--- Raw data ---
>>
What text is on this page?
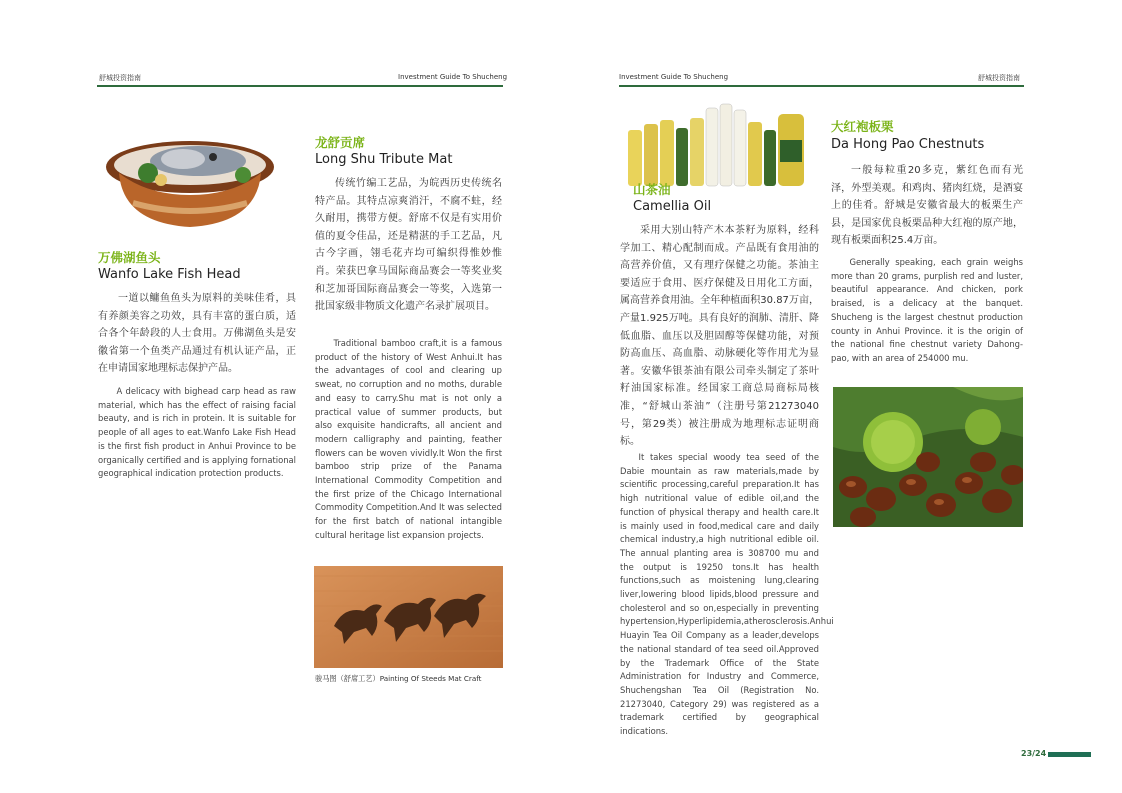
舒城投资指南	Investment Guide To Shucheng	Investment Guide To Shucheng	舒城投资指南
万佛湖鱼头
Wanfo Lake Fish Head

一道以鳙鱼鱼头为原料的美味佳肴，具有养颜美容之功效，具有丰富的蛋白质，适合各个年龄段的人士食用。万佛湖鱼头是安徽省第一个鱼类产品通过有机认证产品，正在申请国家地理标志保护产品。

A delicacy with bighead carp head as raw material, which has the effect of raising facial beauty, and is rich in protein. It is suitable for people of all ages to eat.Wanfo Lake Fish Head is the first fish product in Anhui Province to be organically certified and is applying fornational geographical indication protection products.

龙舒贡席
Long Shu Tribute Mat

传统竹编工艺品，为皖西历史传统名特产品。其特点凉爽消汗，不腐不蛀，经久耐用，携带方便。舒席不仅是有实用价值的夏令佳品，还是精湛的手工艺品，凡古今字画，翎毛花卉均可编织得惟妙惟肖。荣获巴拿马国际商品赛会一等奖业奖和芝加哥国际商品赛会一等奖，入选第一批国家级非物质文化遗产名录扩展项目。

Traditional bamboo craft,it is a famous product of the history of West Anhui.It has the advantages of cool and clearing up sweat, no corruption and no moths, durable and easy to carry.Shu mat is not only a practical value of summer products, but also exquisite handicrafts, all ancient and modern calligraphy and painting, feather flowers can be woven vividly.It Won the first bamboo strip prize of the Panama International Commodity Competition and the first prize of the Chicago International Commodity Competition.And It was selected for the first batch of national intangible cultural heritage list expansion projects.

骏马图（舒席工艺）Painting Of Steeds Mat Craft
山茶油
Camellia Oil

采用大别山特产木本茶籽为原料，经科学加工、精心配制而成。产品既有食用油的高营养价值，又有理疗保健之功能。茶油主要适应于食用、医疗保健及日用化工方面，属高营养食用油。全年种植面积30.87万亩，产量1.925万吨。具有良好的润肺、清肝、降低血脂、血压以及胆固醇等保健功能，对预防高血压、高血脂、动脉硬化等作用尤为显著。安徽华银茶油有限公司牵头制定了茶叶籽油国家标准。经国家工商总局商标局核准，“舒城山茶油”（注册号第21273040号，第29类）被注册成为地理标志证明商标。

It takes special woody tea seed of the Dabie mountain as raw materials,made by scientific processing,careful preparation.It has high nutritional value of edible oil,and the function of physical therapy and health care.It is mainly used in food,medical care and daily chemical industry,a high nutritional edible oil. The annual planting area is 308700 mu and the output is 19250 tons.It has health functions,such as moistening lung,clearing liver,lowering blood lipids,blood pressure and cholesterol and so on,especially in preventing hypertension,Hyperlipidemia,atherosclerosis.Anhui Huayin Tea Oil Company as a leader,develops the national standard of tea seed oil.Approved by the Trademark Office of the State Administration for Industry and Commerce, Shuchengshan Tea Oil (Registration No. 21273040, Category 29) was registered as a trademark certified by geographical indications.

大红袍板栗
Da Hong Pao Chestnuts

一般每粒重20多克，紫红色而有光泽，外型美观。和鸡肉、猪肉红烧，是酒宴上的佳肴。舒城是安徽省最大的板栗生产县，是国家优良板栗品种大红袍的原产地，现有板栗面积25.4万亩。

Generally speaking, each grain weighs more than 20 grams, purplish red and luster, beautiful appearance. And chicken, pork braised, is a delicacy at the banquet. Shucheng is the largest chestnut production county in Anhui Province. it is the origin of the national fine chestnut variety Dahong-pao, with an area of 254000 mu.

23/24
<<
--- The task ---
What is needed is an exact copy of the data, with the pictures removed.

--- Output for this task ---
What text is on this page?
舒城投资指南	Investment Guide To Shucheng	Investment Guide To Shucheng	舒城投资指南
万佛湖鱼头
Wanfo Lake Fish Head

一道以鳙鱼鱼头为原料的美味佳肴，具有养颜美容之功效，具有丰富的蛋白质，适合各个年龄段的人士食用。万佛湖鱼头是安徽省第一个鱼类产品通过有机认证产品，正在申请国家地理标志保护产品。

A delicacy with bighead carp head as raw material, which has the effect of raising facial beauty, and is rich in protein. It is suitable for people of all ages to eat.Wanfo Lake Fish Head is the first fish product in Anhui Province to be organically certified and is applying fornational geographical indication protection products.

龙舒贡席
Long Shu Tribute Mat

传统竹编工艺品，为皖西历史传统名特产品。其特点凉爽消汗，不腐不蛀，经久耐用，携带方便。舒席不仅是有实用价值的夏令佳品，还是精湛的手工艺品，凡古今字画，翎毛花卉均可编织得惟妙惟肖。荣获巴拿马国际商品赛会一等奖业奖和芝加哥国际商品赛会一等奖，入选第一批国家级非物质文化遗产名录扩展项目。

Traditional bamboo craft,it is a famous product of the history of West Anhui.It has the advantages of cool and clearing up sweat, no corruption and no moths, durable and easy to carry.Shu mat is not only a practical value of summer products, but also exquisite handicrafts, all ancient and modern calligraphy and painting, feather flowers can be woven vividly.It Won the first bamboo strip prize of the Panama International Commodity Competition and the first prize of the Chicago International Commodity Competition.And It was selected for the first batch of national intangible cultural heritage list expansion projects.

骏马图（舒席工艺）Painting Of Steeds Mat Craft
山茶油
Camellia Oil

采用大别山特产木本茶籽为原料，经科学加工、精心配制而成。产品既有食用油的高营养价值，又有理疗保健之功能。茶油主要适应于食用、医疗保健及日用化工方面，属高营养食用油。全年种植面积30.87万亩，产量1.925万吨。具有良好的润肺、清肝、降低血脂、血压以及胆固醇等保健功能，对预防高血压、高血脂、动脉硬化等作用尤为显著。安徽华银茶油有限公司牵头制定了茶叶籽油国家标准。经国家工商总局商标局核准，“舒城山茶油”（注册号第21273040号，第29类）被注册成为地理标志证明商标。

It takes special woody tea seed of the Dabie mountain as raw materials,made by scientific processing,careful preparation.It has high nutritional value of edible oil,and the function of physical therapy and health care.It is mainly used in food,medical care and daily chemical industry,a high nutritional edible oil. The annual planting area is 308700 mu and the output is 19250 tons.It has health functions,such as moistening lung,clearing liver,lowering blood lipids,blood pressure and cholesterol and so on,especially in preventing hypertension,Hyperlipidemia,atherosclerosis.Anhui Huayin Tea Oil Company as a leader,develops the national standard of tea seed oil.Approved by the Trademark Office of the State Administration for Industry and Commerce, Shuchengshan Tea Oil (Registration No. 21273040, Category 29) was registered as a trademark certified by geographical indications.

大红袍板栗
Da Hong Pao Chestnuts

一般每粒重20多克，紫红色而有光泽，外型美观。和鸡肉、猪肉红烧，是酒宴上的佳肴。舒城是安徽省最大的板栗生产县，是国家优良板栗品种大红袍的原产地，现有板栗面积25.4万亩。

Generally speaking, each grain weighs more than 20 grams, purplish red and luster, beautiful appearance. And chicken, pork braised, is a delicacy at the banquet. Shucheng is the largest chestnut production county in Anhui Province. it is the origin of the national fine chestnut variety Dahong-pao, with an area of 254000 mu.

23/24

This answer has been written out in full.